Exercise objective:
Recast the records from the line with "data-point [231, 474, 242, 485]" to the line with "y-tick-label: 500 [111, 422, 140, 440]", including both, as a Markdown table with an Index column numbering each line and an Entry column holding the line, leaving out blank lines.

Data records:
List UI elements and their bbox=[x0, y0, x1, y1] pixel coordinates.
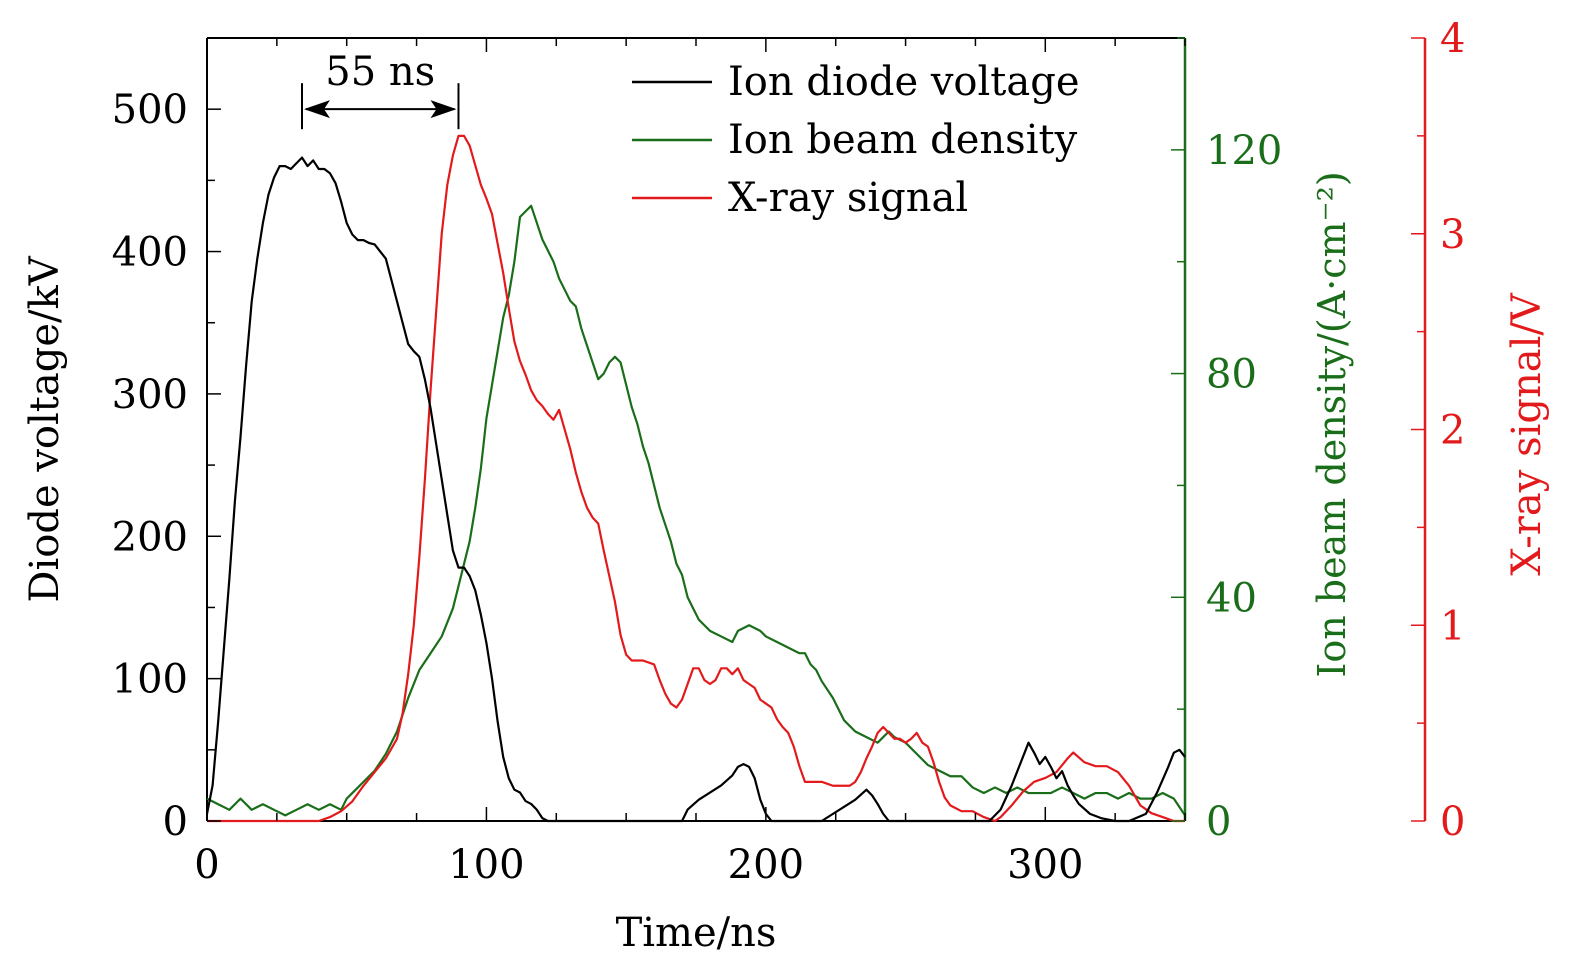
annotation-arrowhead-right bbox=[430, 100, 457, 119]
annotation-label: 55 ns bbox=[325, 49, 435, 95]
left-tick-label: 300 bbox=[112, 372, 188, 418]
series-layer bbox=[205, 134, 1186, 823]
density-axis-title: Ion beam density/(A·cm⁻²) bbox=[1310, 171, 1354, 677]
series-line-ion-diode-voltage bbox=[205, 156, 1186, 823]
x-tick-label: 100 bbox=[448, 842, 524, 888]
left-tick-label: 100 bbox=[112, 657, 188, 703]
series-line-ion-beam-density bbox=[206, 204, 1186, 817]
axis-labels: Time/ns Diode voltage/kV Ion beam density/… bbox=[22, 171, 1550, 956]
left-tick-label: 200 bbox=[112, 514, 188, 560]
x-tick-label: 0 bbox=[194, 842, 219, 888]
legend: Ion diode voltage Ion beam density X-ray s… bbox=[632, 59, 1080, 221]
density-tick-label: 0 bbox=[1206, 799, 1231, 845]
left-tick-label: 400 bbox=[112, 230, 188, 276]
series-line-x-ray-signal bbox=[207, 134, 1185, 823]
xray-tick-label: 3 bbox=[1440, 212, 1465, 258]
axes-layer: 0 100 200 300 0 100 200 300 400 500 0 40 80 120 0 1 2 3 4 bbox=[112, 16, 1466, 888]
legend-label: X-ray signal bbox=[728, 175, 968, 221]
legend-label: Ion beam density bbox=[728, 117, 1078, 163]
xray-tick-label: 1 bbox=[1440, 603, 1465, 649]
left-axis-title: Diode voltage/kV bbox=[22, 255, 68, 602]
xray-tick-label: 0 bbox=[1440, 799, 1465, 845]
density-tick-label: 80 bbox=[1206, 352, 1257, 398]
density-tick-label: 120 bbox=[1206, 128, 1282, 174]
left-tick-label: 0 bbox=[163, 799, 188, 845]
x-tick-label: 200 bbox=[728, 842, 804, 888]
xray-tick-label: 4 bbox=[1440, 16, 1465, 62]
annotation-arrowhead-left bbox=[304, 100, 331, 119]
left-tick-label: 500 bbox=[112, 87, 188, 133]
annotation-layer: 55 ns bbox=[301, 49, 460, 130]
xray-axis-title: X-ray signal/V bbox=[1504, 292, 1550, 576]
x-axis-title: Time/ns bbox=[616, 910, 777, 956]
density-tick-label: 40 bbox=[1206, 575, 1257, 621]
x-tick-label: 300 bbox=[1007, 842, 1083, 888]
legend-label: Ion diode voltage bbox=[728, 59, 1080, 105]
xray-tick-label: 2 bbox=[1440, 408, 1465, 454]
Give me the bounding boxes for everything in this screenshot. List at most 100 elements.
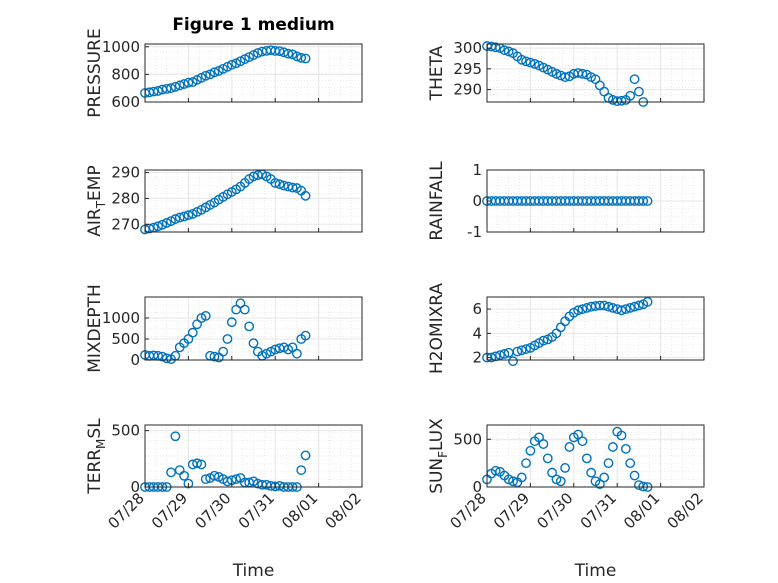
data-point [231, 474, 242, 485]
y-tick-label: 1000 [102, 309, 140, 327]
data-point [218, 346, 229, 357]
data-point [200, 70, 211, 81]
data-point [209, 470, 220, 481]
data-point [547, 467, 557, 478]
data-point [508, 476, 518, 487]
data-point [642, 296, 653, 307]
data-point [179, 211, 189, 222]
data-point [200, 310, 211, 321]
data-point [153, 221, 163, 232]
data-point [161, 83, 172, 94]
data-point [192, 458, 202, 469]
data-point [538, 439, 549, 449]
data-point [607, 303, 618, 313]
x-tick-label: 07/31 [577, 489, 620, 532]
data-point [239, 304, 250, 315]
y-tick-label: 500 [111, 422, 140, 440]
data-point [634, 86, 644, 97]
y-axis-label: MIXDEPTH [85, 284, 105, 373]
data-point [278, 180, 289, 191]
data-point [525, 57, 536, 68]
data-point [499, 349, 510, 359]
data-point [516, 472, 527, 483]
y-axis-label: RAINFALL [427, 161, 447, 241]
data-point [625, 303, 636, 313]
data-point [291, 51, 302, 62]
data-point [183, 478, 194, 489]
data-point [616, 430, 627, 441]
axes-box [486, 43, 705, 103]
data-point [551, 474, 562, 485]
y-axis-label: SUNFLUX [427, 418, 450, 494]
y-tick-label: 500 [453, 430, 482, 448]
data-point [599, 472, 610, 483]
x-tick-label: 07/28 [447, 489, 490, 532]
data-point [521, 56, 531, 67]
data-point [153, 86, 163, 96]
data-point [521, 344, 531, 354]
data-point [200, 474, 211, 485]
data-point [603, 458, 614, 469]
x-tick-label: 07/29 [148, 489, 191, 532]
data-point [516, 345, 527, 356]
y-tick-label: 800 [111, 65, 140, 83]
x-tick-label: 07/31 [235, 489, 278, 532]
axes-box [486, 424, 705, 488]
axes-box [144, 169, 363, 233]
y-tick-label: 2 [472, 349, 482, 367]
y-axis-label: AIRTEMP [85, 165, 108, 236]
data-point [577, 68, 588, 79]
data-point [629, 74, 640, 85]
y-tick-label: 270 [111, 215, 140, 233]
y-axis-label: THETA [427, 45, 447, 101]
data-point [161, 218, 172, 228]
data-point [270, 178, 281, 188]
data-point [170, 431, 181, 442]
data-point [296, 465, 307, 475]
data-point [577, 304, 588, 315]
axes-box [144, 43, 363, 103]
x-tick-label: 08/01 [278, 489, 321, 532]
data-point [252, 48, 263, 58]
data-point [620, 443, 631, 454]
y-tick-label: 1 [472, 161, 482, 179]
data-point [166, 467, 176, 478]
data-point [287, 182, 298, 193]
data-point [222, 334, 233, 344]
data-point [564, 442, 575, 452]
data-point [291, 348, 302, 359]
data-point [599, 300, 610, 311]
y-tick-label: 1000 [102, 38, 140, 56]
data-point [642, 196, 653, 206]
data-point [577, 436, 588, 447]
x-tick-label: 07/30 [533, 489, 576, 532]
data-point [209, 67, 220, 78]
data-point [629, 470, 640, 481]
y-axis-label: TERRMSL [85, 418, 108, 495]
y-tick-label: 0 [130, 351, 140, 369]
data-point [179, 79, 189, 89]
data-point [634, 300, 644, 311]
data-point [300, 450, 311, 461]
data-point [174, 80, 185, 91]
data-point [300, 53, 311, 64]
data-point [573, 305, 584, 316]
data-point [594, 479, 605, 490]
data-point [603, 301, 614, 312]
data-point [148, 86, 159, 97]
data-point [296, 52, 307, 63]
data-point [560, 72, 571, 83]
y-tick-label: 0 [130, 478, 140, 496]
data-point [274, 46, 285, 57]
data-point [244, 321, 255, 332]
y-tick-label: 4 [472, 324, 482, 342]
data-point [629, 301, 640, 312]
data-point [534, 432, 544, 443]
data-point [586, 467, 597, 478]
y-axis-label: PRESSURE [85, 28, 105, 117]
data-point [270, 344, 281, 355]
data-point [538, 335, 549, 346]
data-point [529, 58, 540, 69]
x-tick-label: 08/02 [322, 489, 365, 532]
y-tick-label: 500 [111, 330, 140, 348]
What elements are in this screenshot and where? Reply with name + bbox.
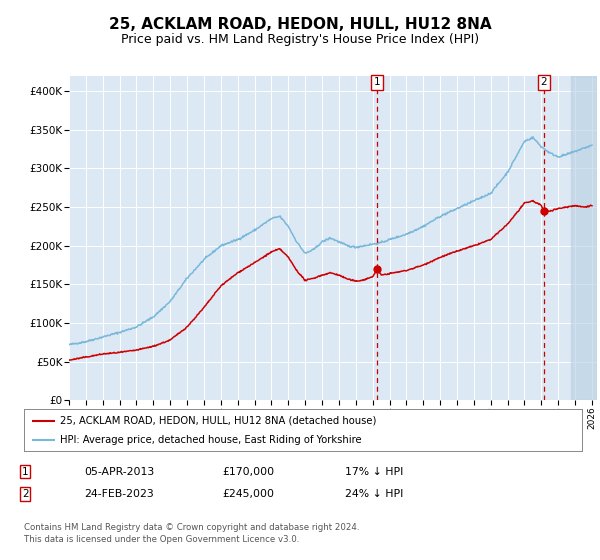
Text: 17% ↓ HPI: 17% ↓ HPI [345,466,403,477]
Text: Contains HM Land Registry data © Crown copyright and database right 2024.
This d: Contains HM Land Registry data © Crown c… [24,522,359,544]
Text: 05-APR-2013: 05-APR-2013 [84,466,154,477]
Text: Price paid vs. HM Land Registry's House Price Index (HPI): Price paid vs. HM Land Registry's House … [121,32,479,46]
Text: 25, ACKLAM ROAD, HEDON, HULL, HU12 8NA: 25, ACKLAM ROAD, HEDON, HULL, HU12 8NA [109,17,491,31]
Text: HPI: Average price, detached house, East Riding of Yorkshire: HPI: Average price, detached house, East… [60,435,362,445]
Text: 25, ACKLAM ROAD, HEDON, HULL, HU12 8NA (detached house): 25, ACKLAM ROAD, HEDON, HULL, HU12 8NA (… [60,416,377,426]
Text: 2: 2 [541,77,547,87]
Text: 1: 1 [22,466,29,477]
Text: 24% ↓ HPI: 24% ↓ HPI [345,489,403,499]
Bar [571,76,597,400]
Text: £245,000: £245,000 [222,489,274,499]
Text: 24-FEB-2023: 24-FEB-2023 [84,489,154,499]
Text: 2: 2 [22,489,29,499]
Text: £170,000: £170,000 [222,466,274,477]
Text: 1: 1 [374,77,380,87]
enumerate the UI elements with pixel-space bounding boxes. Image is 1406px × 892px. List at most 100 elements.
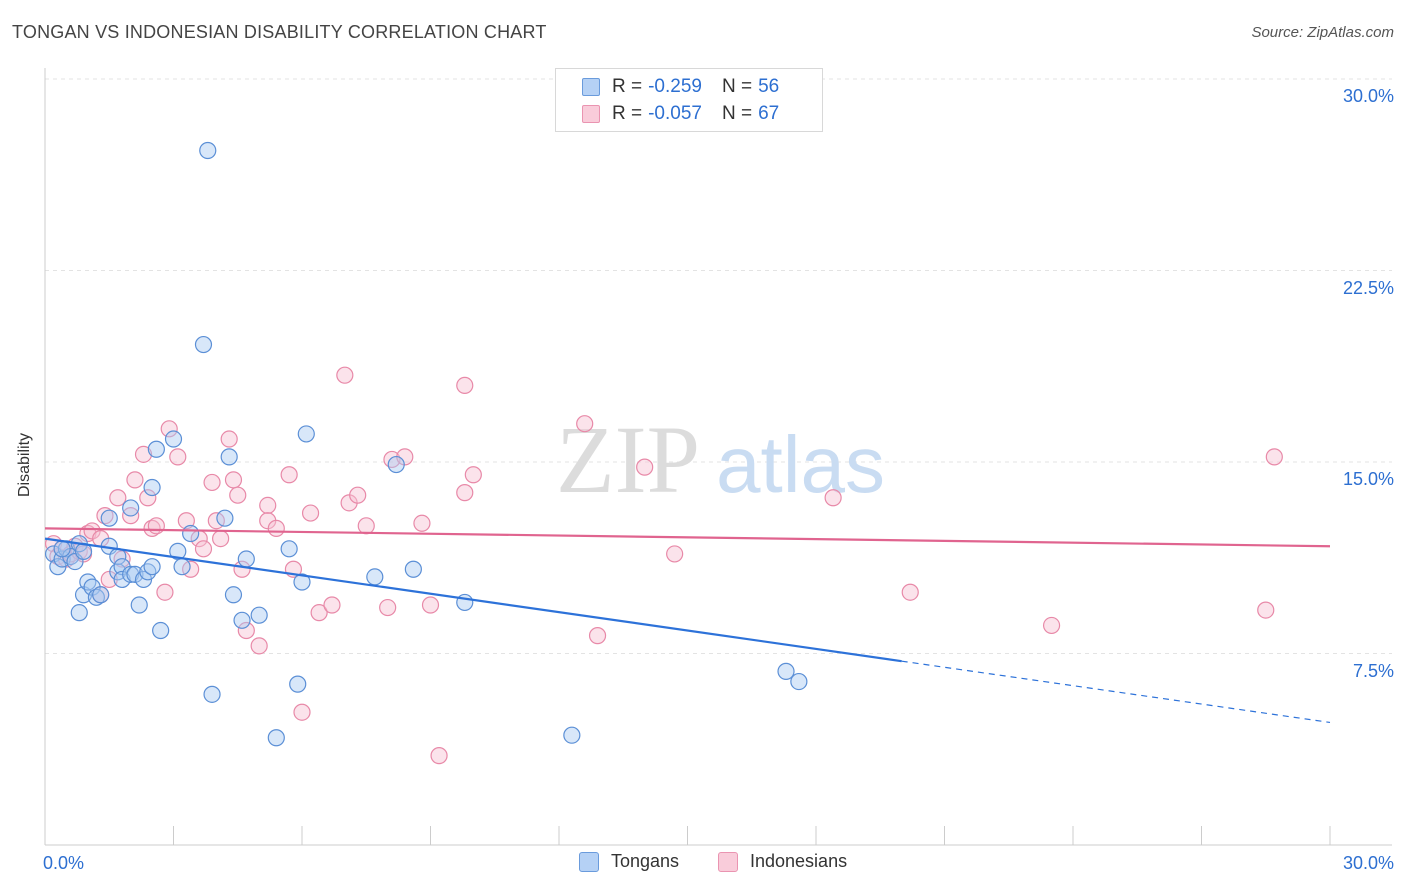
series-legend: Tongans Indonesians [0,851,1406,877]
watermark-zip: ZIP [556,406,700,513]
indonesian-point [147,517,165,535]
indonesian-point [413,514,431,532]
indonesian-point [301,504,320,522]
indonesian-point [160,420,178,438]
y-tick-label: 7.5% [1352,661,1394,681]
tongan-trend-line [44,537,902,663]
indonesian-point [1265,448,1283,466]
tongan-point [147,440,165,458]
r-value: -0.057 [648,103,702,124]
tongan-point [237,550,255,568]
tongan-point [366,568,384,586]
indonesian-trend-line [44,527,1331,548]
tongan-trend-extension [901,660,1331,724]
indonesian-point [323,596,341,614]
chart-source: Source: ZipAtlas.com [1251,24,1394,41]
indonesian-point [336,366,354,384]
indonesian-point [177,512,195,530]
indonesian-point [134,445,153,463]
tongan-point [267,729,285,747]
tongan-point [293,573,311,591]
tongan-point [164,430,183,448]
tongan-point [216,509,234,527]
indonesian-point [220,430,238,448]
indonesian-point [224,471,243,489]
tongan-point [173,558,191,576]
n-label: N = [721,103,753,124]
tongan-point [143,558,161,576]
x-tick-label-max: 30.0% [1342,853,1394,873]
watermark: ZIP atlas [556,406,885,513]
indonesian-point [169,448,187,466]
tongan-point [100,509,118,527]
tongan-point [126,565,144,583]
tongan-point [194,335,213,354]
indonesian-point [824,489,842,507]
x-tick-label-min: 0.0% [43,853,85,873]
tongan-point [233,611,251,629]
tongan-point [53,540,71,558]
indonesian-point [430,747,448,765]
indonesian-point [588,627,607,645]
axes [44,68,1392,846]
legend-item-indonesians[interactable]: Indonesians [718,851,847,872]
tongan-point [224,586,243,604]
tongan-point [387,455,405,474]
tongan-point [289,675,307,693]
tongan-point [122,565,140,583]
indonesian-point [421,596,440,614]
tongan-point [122,499,140,517]
indonesian-point [139,489,157,507]
tongan-point [203,685,221,703]
indonesian-point [576,415,594,433]
tongan-point [70,604,88,622]
legend-item-tongans[interactable]: Tongans [579,851,679,872]
indonesian-point [1042,616,1061,635]
indonesian-point [109,489,127,507]
indonesian-point [379,598,397,617]
watermark-atlas: atlas [716,420,885,509]
indonesian-point [126,471,144,489]
tongan-swatch [582,78,600,96]
indonesian-point [456,376,474,394]
r-label: R = [612,103,643,124]
tongan-point [563,726,581,744]
indonesian-point [212,529,230,548]
y-tick-label: 15.0% [1342,469,1394,489]
indonesian-point [636,458,654,476]
indonesian-point [237,621,255,640]
tongan-point [113,570,131,589]
indonesian-point [259,496,277,515]
tongan-point [777,662,795,680]
indonesian-point [267,519,285,537]
tongan-point [404,560,422,578]
indonesian-point [456,484,474,502]
indonesian-point [156,583,174,601]
indonesian-point [666,545,684,563]
indonesian-swatch [582,105,600,123]
n-value: 56 [758,76,780,97]
indonesian-point [250,637,268,655]
tongan-point [280,540,298,558]
indonesian-point [349,486,367,504]
n-value: 67 [758,103,780,124]
indonesian-point [464,466,482,484]
grid-lines [45,78,1392,654]
chart-title: TONGAN VS INDONESIAN DISABILITY CORRELAT… [12,22,547,42]
tongan-point [199,141,217,160]
indonesian-point [1257,601,1275,619]
tongan-point [790,672,808,691]
y-tick-label: 22.5% [1342,278,1394,298]
indonesian-point [229,486,247,504]
tongan-point [220,448,238,466]
tongan-point [92,586,110,604]
r-value: -0.259 [648,76,702,97]
legend-label-tongans: Tongans [611,851,680,871]
indonesian-point [901,583,919,601]
legend-label-indonesians: Indonesians [750,851,848,871]
indonesian-point [194,540,213,558]
indonesian-point [203,473,221,492]
legend-row-tongans: R = -0.259 N = 56 [582,74,779,100]
legend-row-indonesians: R = -0.057 N = 67 [582,101,779,127]
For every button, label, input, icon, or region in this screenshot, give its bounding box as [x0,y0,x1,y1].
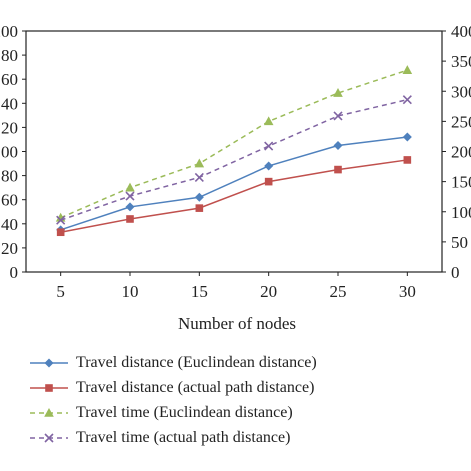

Problem solution:
| Index | Entry |
|---|---|
| 1 | data-point [231, 474, 242, 485] |
| 2 | y-tick-label: 1000 [102, 309, 140, 327] |
| 3 | data-point [218, 346, 229, 357] |
| 4 | data-point [200, 70, 211, 81] |
| 5 | data-point [209, 470, 220, 481] |
| 6 | data-point [547, 467, 557, 478] |
| 7 | data-point [508, 476, 518, 487] |
| 8 | data-point [642, 296, 653, 307] |
| 9 | data-point [179, 211, 189, 222] |
| 10 | data-point [200, 310, 211, 321] |
| 11 | data-point [153, 221, 163, 232] |
| 12 | data-point [161, 83, 172, 94] |
| 13 | data-point [192, 458, 202, 469] |
| 14 | data-point [538, 439, 549, 449] |
| 15 | data-point [607, 303, 618, 313] |
| 16 | x-tick-label: 07/31 [577, 489, 620, 532] |
| 17 | data-point [239, 304, 250, 315] |
| 18 | y-tick-label: 500 [111, 422, 140, 440] |